** begin **

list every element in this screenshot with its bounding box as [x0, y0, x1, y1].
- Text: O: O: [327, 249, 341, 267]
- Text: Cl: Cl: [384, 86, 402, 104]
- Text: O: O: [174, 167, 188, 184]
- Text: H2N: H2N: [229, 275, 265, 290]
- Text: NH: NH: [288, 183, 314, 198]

** end **

#### WRITTEN PROBLEM:
Reproduce the item above word for word, without changing anything.

#### TASK SOLUTION:
list every element in this screenshot with its bounding box as [x0, y0, x1, y1].
- Text: O: O: [327, 249, 341, 267]
- Text: Cl: Cl: [384, 86, 402, 104]
- Text: O: O: [174, 167, 188, 184]
- Text: H2N: H2N: [229, 275, 265, 290]
- Text: NH: NH: [288, 183, 314, 198]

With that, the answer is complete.